Entries from a dataset:
╭──
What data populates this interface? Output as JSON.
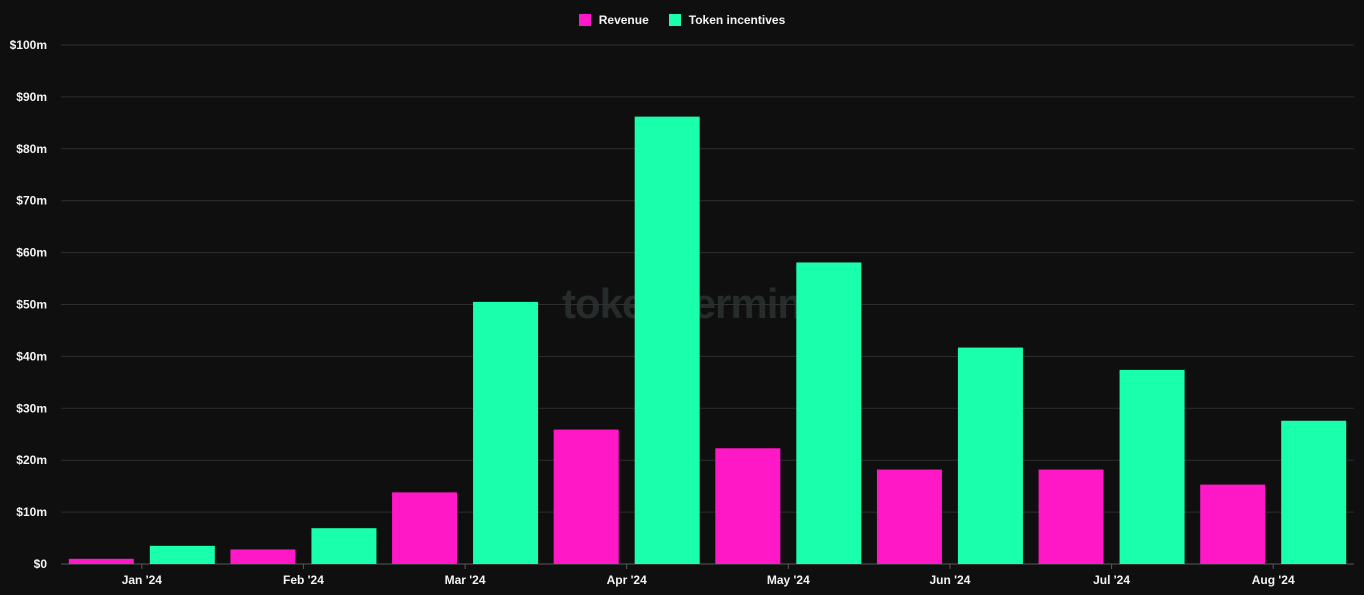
{
  "legend": {
    "items": [
      {
        "label": "Revenue",
        "color": "#ff19c6"
      },
      {
        "label": "Token incentives",
        "color": "#19ffac"
      }
    ]
  },
  "watermark": "token terminal_",
  "chart_data": {
    "type": "bar",
    "categories": [
      "Jan '24",
      "Feb '24",
      "Mar '24",
      "Apr '24",
      "May '24",
      "Jun '24",
      "Jul '24",
      "Aug '24"
    ],
    "series": [
      {
        "name": "Revenue",
        "color": "#ff19c6",
        "values": [
          1.0,
          2.8,
          13.8,
          25.9,
          22.3,
          18.2,
          18.2,
          15.3
        ]
      },
      {
        "name": "Token incentives",
        "color": "#19ffac",
        "values": [
          3.5,
          6.9,
          50.5,
          86.2,
          58.1,
          41.7,
          37.4,
          27.6
        ]
      }
    ],
    "ylim": [
      0,
      100
    ],
    "yticks": [
      0,
      10,
      20,
      30,
      40,
      50,
      60,
      70,
      80,
      90,
      100
    ],
    "ytick_labels": [
      "$0",
      "$10m",
      "$20m",
      "$30m",
      "$40m",
      "$50m",
      "$60m",
      "$70m",
      "$80m",
      "$90m",
      "$100m"
    ],
    "grid": true,
    "legend_position": "top-center"
  }
}
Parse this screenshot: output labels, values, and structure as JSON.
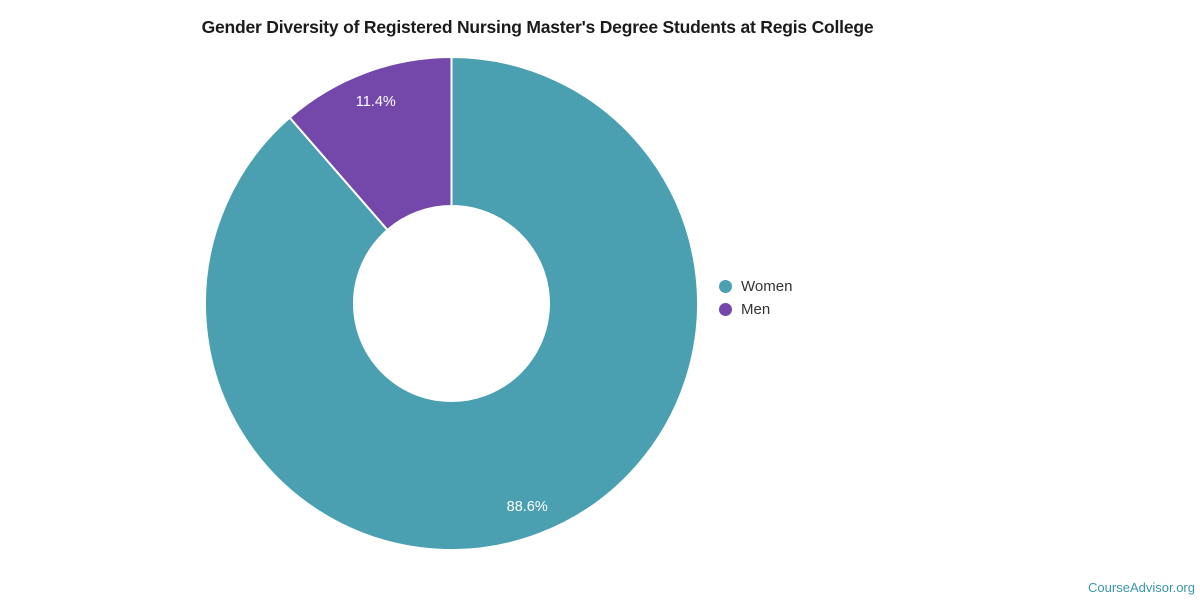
{
  "chart_data": {
    "type": "pie",
    "subtype": "donut",
    "title": "Gender Diversity of Registered Nursing Master's Degree Students at Regis College",
    "series": [
      {
        "name": "Women",
        "value": 88.6,
        "label": "88.6%",
        "color": "#4aa0b0"
      },
      {
        "name": "Men",
        "value": 11.4,
        "label": "11.4%",
        "color": "#7448ab"
      }
    ],
    "start_angle": "top",
    "direction": "clockwise",
    "legend_position": "right-middle",
    "slice_label_color": "#ffffff",
    "slice_border_color": "#ffffff"
  },
  "attribution": {
    "label": "CourseAdvisor.org",
    "color": "#3895ad"
  },
  "style": {
    "title_color": "#1b1b1b",
    "legend_text_color": "#333333",
    "background": "#ffffff"
  }
}
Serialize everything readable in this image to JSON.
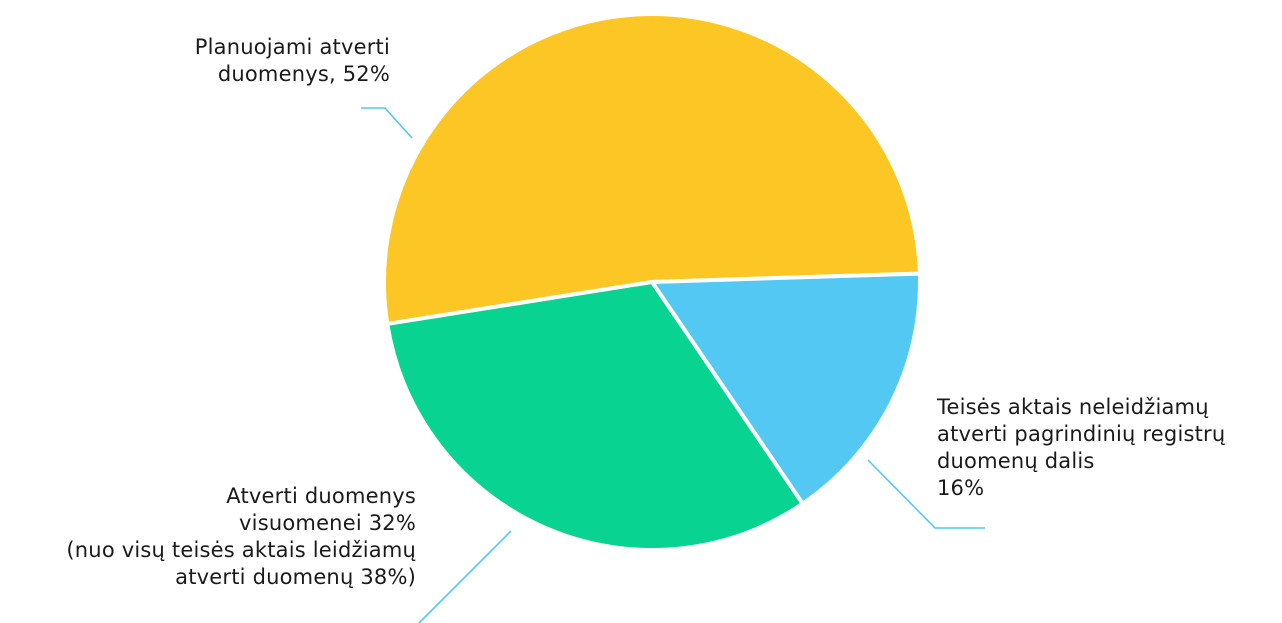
╰──
* GIVEN REQUEST *
Which lines above contain the word "ffffff"? Copy each of them.

* FULL RESPONSE *
    "slice_label_color": "#ffffff",
    "slice_border_color": "#ffffff"
    "background": "#ffffff"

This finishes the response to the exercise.